>>>>>

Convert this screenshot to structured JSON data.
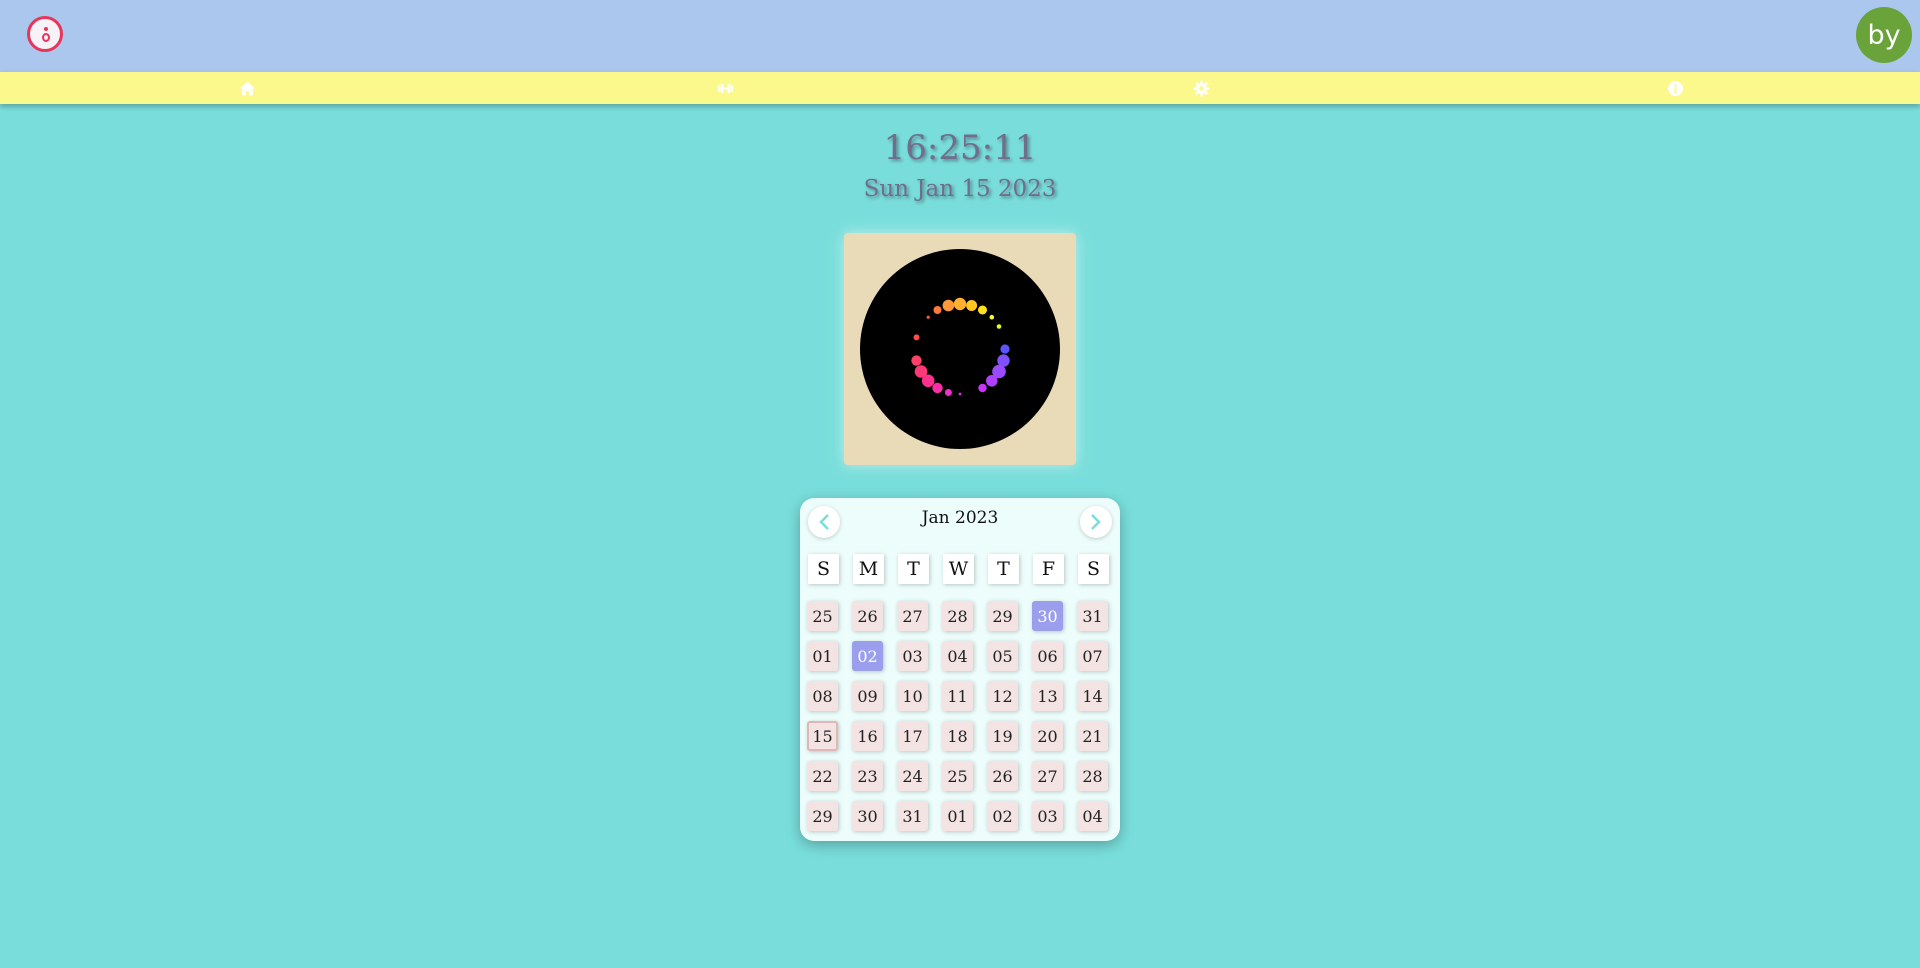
{
  "header": {
    "logo_icon": "app-logo-icon",
    "avatar_text": "by",
    "avatar_color": "#6aa33a"
  },
  "nav": {
    "items": [
      {
        "icon": "home-icon"
      },
      {
        "icon": "dumbbell-icon"
      },
      {
        "icon": "gear-icon"
      },
      {
        "icon": "info-icon"
      }
    ]
  },
  "clock": {
    "time": "16:25:11",
    "date": "Sun Jan 15 2023"
  },
  "artwork": {
    "description_icon": "dot-ring-animation"
  },
  "calendar": {
    "title": "Jan 2023",
    "prev_icon": "chevron-left-icon",
    "next_icon": "chevron-right-icon",
    "weekdays": [
      "S",
      "M",
      "T",
      "W",
      "T",
      "F",
      "S"
    ],
    "weeks": [
      [
        "25",
        "26",
        "27",
        "28",
        "29",
        "30",
        "31"
      ],
      [
        "01",
        "02",
        "03",
        "04",
        "05",
        "06",
        "07"
      ],
      [
        "08",
        "09",
        "10",
        "11",
        "12",
        "13",
        "14"
      ],
      [
        "15",
        "16",
        "17",
        "18",
        "19",
        "20",
        "21"
      ],
      [
        "22",
        "23",
        "24",
        "25",
        "26",
        "27",
        "28"
      ],
      [
        "29",
        "30",
        "31",
        "01",
        "02",
        "03",
        "04"
      ]
    ],
    "highlighted": [
      {
        "week": 0,
        "day": 5,
        "color": "#9b9eed"
      },
      {
        "week": 1,
        "day": 1,
        "color": "#9b9eed"
      }
    ],
    "today": {
      "week": 3,
      "day": 0
    }
  },
  "colors": {
    "background": "#79dedb",
    "topbar": "#abc7ee",
    "navbar": "#fbf88c",
    "accent": "#e8365a"
  }
}
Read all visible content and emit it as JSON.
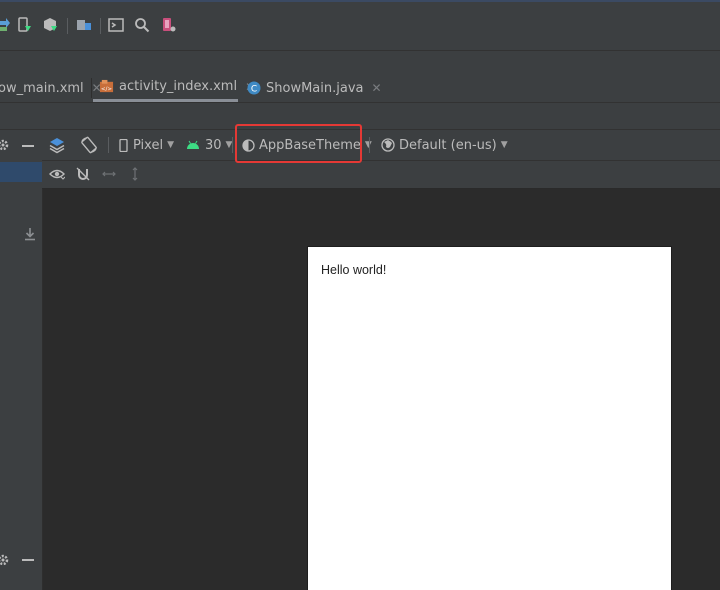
{
  "toolbar": {
    "icons": [
      "sync-gradle-icon",
      "device-file-explorer-icon",
      "sdk-manager-icon",
      "project-structure-icon",
      "terminal-icon",
      "search-icon",
      "device-manager-icon"
    ]
  },
  "tabs": [
    {
      "label": "ow_main.xml",
      "active": false
    },
    {
      "label": "activity_index.xml",
      "active": true
    },
    {
      "label": "ShowMain.java",
      "active": false
    }
  ],
  "design_toolbar": {
    "device": "Pixel",
    "api_level": "30",
    "theme": "AppBaseTheme",
    "locale": "Default (en-us)"
  },
  "preview": {
    "text": "Hello world!"
  },
  "colors": {
    "highlight": "#e53935",
    "android_green": "#3ddc84",
    "accent_blue": "#4a90d9"
  }
}
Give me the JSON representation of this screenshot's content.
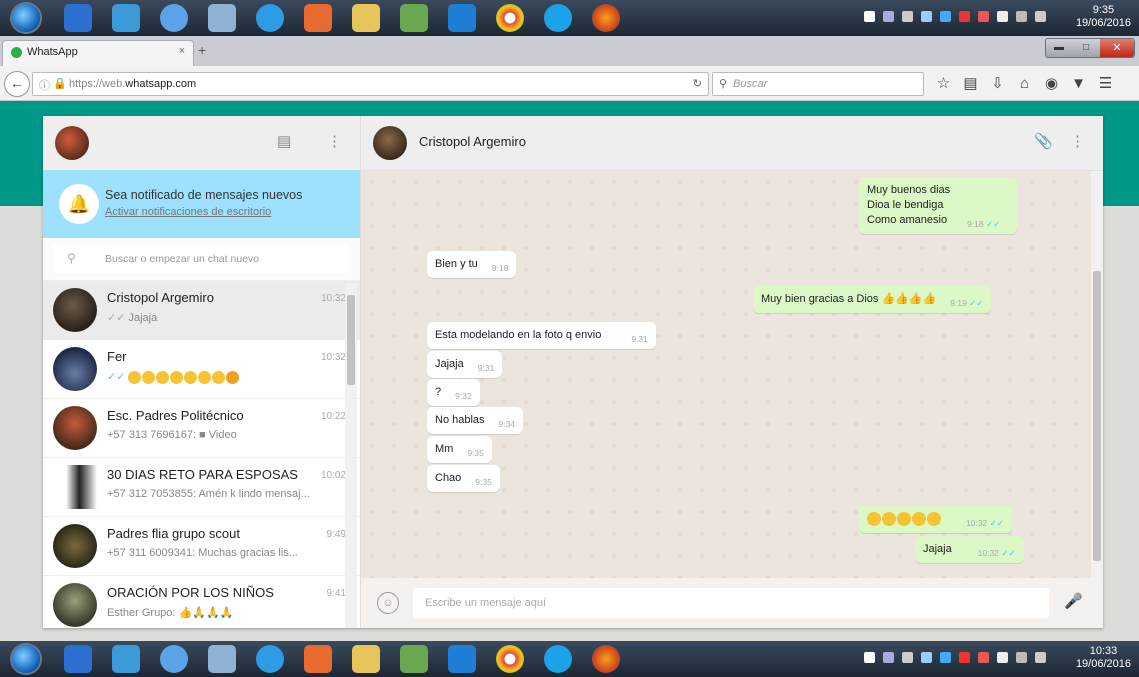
{
  "os": {
    "taskbar_top_clock": {
      "time": "9:35",
      "date": "19/06/2016"
    },
    "taskbar_bottom_clock": {
      "time": "10:33",
      "date": "19/06/2016"
    }
  },
  "browser": {
    "tab_title": "WhatsApp",
    "tab_close": "×",
    "new_tab": "+",
    "url_prefix": "https://web.",
    "url_domain": "whatsapp.com",
    "search_placeholder": "Buscar"
  },
  "sidebar": {
    "notification_title": "Sea notificado de mensajes nuevos",
    "notification_link": "Activar notificaciones de escritorio",
    "search_placeholder": "Buscar o empezar un chat nuevo",
    "chats": [
      {
        "name": "Cristopol Argemiro",
        "time": "10:32",
        "last": "Jajaja",
        "ticks": "✓✓"
      },
      {
        "name": "Fer",
        "time": "10:32",
        "last": "",
        "ticks": "✓✓"
      },
      {
        "name": "Esc. Padres Politécnico",
        "time": "10:22",
        "last": "+57 313 7696167: ■ Video"
      },
      {
        "name": "30 DIAS RETO PARA ESPOSAS",
        "time": "10:02",
        "last": "+57 312 7053855: Amén k lindo mensaj..."
      },
      {
        "name": "Padres flia grupo scout",
        "time": "9:49",
        "last": "+57 311 6009341: Muchas gracias lis..."
      },
      {
        "name": "ORACIÓN POR LOS NIÑOS",
        "time": "9:41",
        "last": "Esther Grupo:"
      }
    ]
  },
  "conversation": {
    "contact_name": "Cristopol Argemiro",
    "compose_placeholder": "Escribe un mensaje aquí",
    "messages": [
      {
        "dir": "out",
        "lines": [
          "Muy buenos dias",
          "Dioa le bendiga",
          "Como amanesio"
        ],
        "time": "9:18"
      },
      {
        "dir": "in",
        "text": "Bien y tu",
        "time": "9:18"
      },
      {
        "dir": "out",
        "text": "Muy bien gracias a Dios",
        "time": "9:19"
      },
      {
        "dir": "in",
        "text": "Esta modelando en la foto q envio",
        "time": "9:31"
      },
      {
        "dir": "in",
        "text": "Jajaja",
        "time": "9:31"
      },
      {
        "dir": "in",
        "text": "?",
        "time": "9:32"
      },
      {
        "dir": "in",
        "text": "No hablas",
        "time": "9:34"
      },
      {
        "dir": "in",
        "text": "Mm",
        "time": "9:35"
      },
      {
        "dir": "in",
        "text": "Chao",
        "time": "9:35"
      },
      {
        "dir": "out",
        "text": "",
        "time": "10:32"
      },
      {
        "dir": "out",
        "text": "Jajaja",
        "time": "10:32"
      }
    ]
  },
  "colors": {
    "teal_band": "#009688",
    "notification_bg": "#9de1fe",
    "outgoing_bubble": "#dcf8c6"
  }
}
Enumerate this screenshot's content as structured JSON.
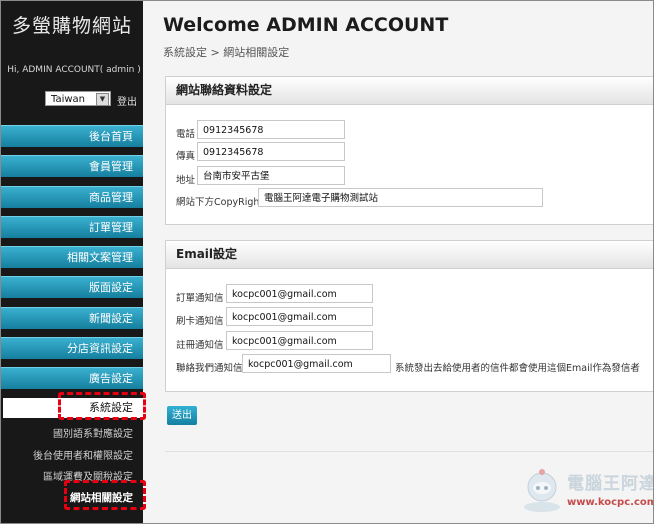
{
  "sidebar": {
    "brand": "多螢購物網站",
    "greeting": "Hi, ADMIN ACCOUNT( admin )",
    "language": "Taiwan",
    "logout": "登出",
    "menu": [
      "後台首頁",
      "會員管理",
      "商品管理",
      "訂單管理",
      "相關文案管理",
      "版面設定",
      "新聞設定",
      "分店資訊設定",
      "廣告設定"
    ],
    "active_item": "系統設定",
    "sub_items": [
      "國別語系對應設定",
      "後台使用者和權限設定",
      "區域運費及關稅設定",
      "網站相關設定"
    ]
  },
  "header": {
    "title": "Welcome ADMIN ACCOUNT",
    "breadcrumb": "系統設定 > 網站相關設定"
  },
  "contact": {
    "heading": "網站聯絡資料設定",
    "phone_label": "電話",
    "phone_value": "0912345678",
    "fax_label": "傳真",
    "fax_value": "0912345678",
    "address_label": "地址",
    "address_value": "台南市安平古堡",
    "copyright_label": "網站下方CopyRight",
    "copyright_value": "電腦王阿達電子購物測試站"
  },
  "email": {
    "heading": "Email設定",
    "order_label": "訂單通知信",
    "order_value": "kocpc001@gmail.com",
    "card_label": "刷卡通知信",
    "card_value": "kocpc001@gmail.com",
    "register_label": "註冊通知信",
    "register_value": "kocpc001@gmail.com",
    "contact_label": "聯絡我們通知信",
    "contact_value": "kocpc001@gmail.com",
    "note": "系統發出去給使用者的信件都會使用這個Email作為發信者"
  },
  "actions": {
    "submit": "送出"
  },
  "watermark": {
    "name": "電腦王阿達",
    "url": "www.kocpc.com.tw"
  },
  "colors": {
    "accent": "#1f95b8",
    "highlight": "#e60012",
    "sidebar_bg": "#181818"
  }
}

<<<<<

*Aim of the exercise*
What is the number of lines in the data holding the word "gracias"? Reply with that number only.

*Task response*
2